> **DIRECTIONS**
Your task is to filter the data below down to the lines holding "Windows".

# RECORDS SHOWN start

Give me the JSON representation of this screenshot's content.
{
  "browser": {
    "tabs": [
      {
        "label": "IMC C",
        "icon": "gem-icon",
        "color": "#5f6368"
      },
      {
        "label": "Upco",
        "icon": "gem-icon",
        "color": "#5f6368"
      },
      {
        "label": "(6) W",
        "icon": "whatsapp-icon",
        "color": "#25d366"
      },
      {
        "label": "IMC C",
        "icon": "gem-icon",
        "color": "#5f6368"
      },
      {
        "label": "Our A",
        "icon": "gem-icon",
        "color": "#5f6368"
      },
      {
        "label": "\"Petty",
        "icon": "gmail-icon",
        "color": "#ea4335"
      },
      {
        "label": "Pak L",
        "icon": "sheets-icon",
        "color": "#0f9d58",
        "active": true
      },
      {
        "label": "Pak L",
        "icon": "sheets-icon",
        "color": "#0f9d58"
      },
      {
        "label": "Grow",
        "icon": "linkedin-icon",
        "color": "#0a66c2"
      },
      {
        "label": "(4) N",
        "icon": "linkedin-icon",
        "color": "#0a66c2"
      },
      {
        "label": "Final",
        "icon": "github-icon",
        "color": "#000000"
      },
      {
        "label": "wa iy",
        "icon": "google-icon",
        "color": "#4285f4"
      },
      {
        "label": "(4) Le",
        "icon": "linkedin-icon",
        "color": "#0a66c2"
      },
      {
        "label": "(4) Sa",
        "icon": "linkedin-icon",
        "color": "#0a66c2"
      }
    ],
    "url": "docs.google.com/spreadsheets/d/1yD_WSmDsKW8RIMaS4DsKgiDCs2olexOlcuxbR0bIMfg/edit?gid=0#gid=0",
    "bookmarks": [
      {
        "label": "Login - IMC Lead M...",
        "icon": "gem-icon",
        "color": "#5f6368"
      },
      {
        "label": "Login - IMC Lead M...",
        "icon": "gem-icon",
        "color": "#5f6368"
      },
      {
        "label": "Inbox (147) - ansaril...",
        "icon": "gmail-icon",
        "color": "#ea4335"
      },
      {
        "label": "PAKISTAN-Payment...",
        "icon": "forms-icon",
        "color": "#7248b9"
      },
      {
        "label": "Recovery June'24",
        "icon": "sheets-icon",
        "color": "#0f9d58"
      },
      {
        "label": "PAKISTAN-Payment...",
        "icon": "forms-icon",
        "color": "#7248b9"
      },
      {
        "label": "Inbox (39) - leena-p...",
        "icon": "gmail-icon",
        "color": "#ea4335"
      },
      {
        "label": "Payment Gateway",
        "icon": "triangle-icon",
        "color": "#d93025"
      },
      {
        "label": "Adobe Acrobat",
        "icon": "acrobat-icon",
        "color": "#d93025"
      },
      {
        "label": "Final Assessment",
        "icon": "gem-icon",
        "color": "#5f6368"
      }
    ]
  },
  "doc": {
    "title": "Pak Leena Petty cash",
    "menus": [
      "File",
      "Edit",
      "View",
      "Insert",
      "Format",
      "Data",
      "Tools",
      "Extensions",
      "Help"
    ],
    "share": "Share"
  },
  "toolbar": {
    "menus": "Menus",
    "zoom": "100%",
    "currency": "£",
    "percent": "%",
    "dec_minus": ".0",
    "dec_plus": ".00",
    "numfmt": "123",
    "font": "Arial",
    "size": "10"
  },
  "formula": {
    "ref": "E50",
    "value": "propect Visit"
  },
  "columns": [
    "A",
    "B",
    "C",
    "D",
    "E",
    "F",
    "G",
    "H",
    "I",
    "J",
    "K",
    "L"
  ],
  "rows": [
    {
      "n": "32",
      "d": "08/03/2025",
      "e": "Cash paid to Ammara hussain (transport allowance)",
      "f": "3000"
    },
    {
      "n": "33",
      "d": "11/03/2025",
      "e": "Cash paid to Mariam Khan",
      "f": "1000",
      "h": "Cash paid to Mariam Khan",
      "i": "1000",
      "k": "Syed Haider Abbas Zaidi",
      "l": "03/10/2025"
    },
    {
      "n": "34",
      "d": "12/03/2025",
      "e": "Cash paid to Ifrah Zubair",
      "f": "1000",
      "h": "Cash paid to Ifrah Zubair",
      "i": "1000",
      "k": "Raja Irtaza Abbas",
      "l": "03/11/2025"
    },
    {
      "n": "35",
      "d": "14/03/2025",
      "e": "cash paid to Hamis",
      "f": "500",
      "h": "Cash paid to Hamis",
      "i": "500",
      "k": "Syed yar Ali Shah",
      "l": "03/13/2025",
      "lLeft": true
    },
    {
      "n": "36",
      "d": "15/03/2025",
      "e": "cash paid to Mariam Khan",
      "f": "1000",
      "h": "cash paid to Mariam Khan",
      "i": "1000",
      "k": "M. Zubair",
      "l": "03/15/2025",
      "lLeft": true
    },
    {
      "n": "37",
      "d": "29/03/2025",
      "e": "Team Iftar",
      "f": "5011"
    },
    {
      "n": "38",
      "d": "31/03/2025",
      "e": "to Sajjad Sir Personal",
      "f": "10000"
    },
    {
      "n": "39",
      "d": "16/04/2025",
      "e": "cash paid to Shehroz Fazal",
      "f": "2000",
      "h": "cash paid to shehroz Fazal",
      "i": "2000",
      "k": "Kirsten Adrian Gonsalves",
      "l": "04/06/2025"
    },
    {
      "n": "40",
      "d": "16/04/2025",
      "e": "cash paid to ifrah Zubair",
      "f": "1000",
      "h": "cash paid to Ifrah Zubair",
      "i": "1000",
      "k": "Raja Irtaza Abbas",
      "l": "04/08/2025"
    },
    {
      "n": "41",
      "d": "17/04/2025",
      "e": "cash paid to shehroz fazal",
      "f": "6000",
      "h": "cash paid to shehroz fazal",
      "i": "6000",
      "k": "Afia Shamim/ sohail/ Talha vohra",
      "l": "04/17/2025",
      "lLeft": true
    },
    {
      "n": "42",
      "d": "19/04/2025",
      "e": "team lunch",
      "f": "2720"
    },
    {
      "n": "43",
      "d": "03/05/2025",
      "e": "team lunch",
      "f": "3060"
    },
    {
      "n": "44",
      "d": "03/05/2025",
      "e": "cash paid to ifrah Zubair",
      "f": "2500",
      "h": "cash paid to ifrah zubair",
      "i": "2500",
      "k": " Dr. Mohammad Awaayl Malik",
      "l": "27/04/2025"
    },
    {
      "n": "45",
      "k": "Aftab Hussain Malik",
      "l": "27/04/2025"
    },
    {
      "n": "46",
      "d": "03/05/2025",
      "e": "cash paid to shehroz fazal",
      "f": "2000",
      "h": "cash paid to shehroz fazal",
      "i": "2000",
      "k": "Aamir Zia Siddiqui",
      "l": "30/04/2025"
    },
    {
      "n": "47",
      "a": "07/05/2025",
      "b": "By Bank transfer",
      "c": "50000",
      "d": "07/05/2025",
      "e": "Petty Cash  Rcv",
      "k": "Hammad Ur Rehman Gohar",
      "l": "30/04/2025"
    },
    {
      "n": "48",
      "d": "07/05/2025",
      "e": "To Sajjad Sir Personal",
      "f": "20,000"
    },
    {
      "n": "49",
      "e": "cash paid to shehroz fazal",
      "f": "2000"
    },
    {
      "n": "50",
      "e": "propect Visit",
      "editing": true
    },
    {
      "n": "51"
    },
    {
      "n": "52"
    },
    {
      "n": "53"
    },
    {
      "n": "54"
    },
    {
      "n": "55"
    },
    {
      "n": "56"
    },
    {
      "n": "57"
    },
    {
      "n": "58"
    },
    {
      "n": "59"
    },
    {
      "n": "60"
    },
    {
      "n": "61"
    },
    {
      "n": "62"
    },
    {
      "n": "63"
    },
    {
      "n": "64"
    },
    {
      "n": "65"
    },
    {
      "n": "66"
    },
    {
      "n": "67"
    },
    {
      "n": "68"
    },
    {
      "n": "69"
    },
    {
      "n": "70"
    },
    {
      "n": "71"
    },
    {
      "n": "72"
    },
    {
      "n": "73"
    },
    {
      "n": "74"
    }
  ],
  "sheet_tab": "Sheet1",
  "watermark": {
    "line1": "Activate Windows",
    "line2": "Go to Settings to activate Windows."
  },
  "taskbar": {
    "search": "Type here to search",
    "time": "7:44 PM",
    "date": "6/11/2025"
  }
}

# RECORDS SHOWN end

> **THE ANSWER**
    "line1": "Activate Windows",
    "line2": "Go to Settings to activate Windows."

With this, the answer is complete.